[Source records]
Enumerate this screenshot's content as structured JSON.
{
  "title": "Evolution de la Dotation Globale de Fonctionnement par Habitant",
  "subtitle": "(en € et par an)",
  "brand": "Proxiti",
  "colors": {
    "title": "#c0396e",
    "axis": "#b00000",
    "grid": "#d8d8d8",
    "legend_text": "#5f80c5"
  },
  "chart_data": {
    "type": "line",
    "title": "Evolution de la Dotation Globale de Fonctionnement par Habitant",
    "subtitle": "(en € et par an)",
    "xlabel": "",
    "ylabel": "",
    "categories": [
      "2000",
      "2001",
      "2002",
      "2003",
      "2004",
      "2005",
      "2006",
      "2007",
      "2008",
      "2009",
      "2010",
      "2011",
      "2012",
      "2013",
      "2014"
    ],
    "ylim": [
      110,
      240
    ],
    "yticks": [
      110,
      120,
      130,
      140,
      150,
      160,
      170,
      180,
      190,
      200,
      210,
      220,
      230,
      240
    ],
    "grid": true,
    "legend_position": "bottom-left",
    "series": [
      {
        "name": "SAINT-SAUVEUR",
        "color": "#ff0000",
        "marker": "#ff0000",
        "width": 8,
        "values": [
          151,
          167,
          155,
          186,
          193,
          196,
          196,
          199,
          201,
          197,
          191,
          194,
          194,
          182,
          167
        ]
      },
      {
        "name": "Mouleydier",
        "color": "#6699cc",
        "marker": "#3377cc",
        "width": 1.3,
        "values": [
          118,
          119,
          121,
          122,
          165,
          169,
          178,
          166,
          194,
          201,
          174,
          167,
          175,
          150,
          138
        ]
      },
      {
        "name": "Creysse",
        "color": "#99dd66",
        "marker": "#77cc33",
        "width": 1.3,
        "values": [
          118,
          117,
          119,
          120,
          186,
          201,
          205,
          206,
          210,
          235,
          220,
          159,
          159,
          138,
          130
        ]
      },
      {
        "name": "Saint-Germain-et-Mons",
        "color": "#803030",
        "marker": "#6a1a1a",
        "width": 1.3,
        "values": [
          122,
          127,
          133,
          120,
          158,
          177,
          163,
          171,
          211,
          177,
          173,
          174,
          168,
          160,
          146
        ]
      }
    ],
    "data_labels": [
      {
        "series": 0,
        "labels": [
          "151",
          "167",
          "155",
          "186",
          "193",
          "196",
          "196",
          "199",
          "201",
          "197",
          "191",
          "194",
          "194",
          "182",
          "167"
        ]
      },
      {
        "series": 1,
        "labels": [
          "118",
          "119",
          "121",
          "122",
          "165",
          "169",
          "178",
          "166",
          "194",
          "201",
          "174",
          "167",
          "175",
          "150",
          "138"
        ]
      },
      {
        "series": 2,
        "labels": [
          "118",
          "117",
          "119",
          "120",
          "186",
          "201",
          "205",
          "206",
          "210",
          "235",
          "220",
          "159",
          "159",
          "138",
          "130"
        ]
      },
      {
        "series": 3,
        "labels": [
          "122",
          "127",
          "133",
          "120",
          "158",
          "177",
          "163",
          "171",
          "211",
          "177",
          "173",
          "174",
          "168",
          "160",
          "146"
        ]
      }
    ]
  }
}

Aim of the exercise → List every line from the entries above in which "Habitant" appears.

Expected answer →
  "title": "Evolution de la Dotation Globale de Fonctionnement par Habitant",
    "title": "Evolution de la Dotation Globale de Fonctionnement par Habitant",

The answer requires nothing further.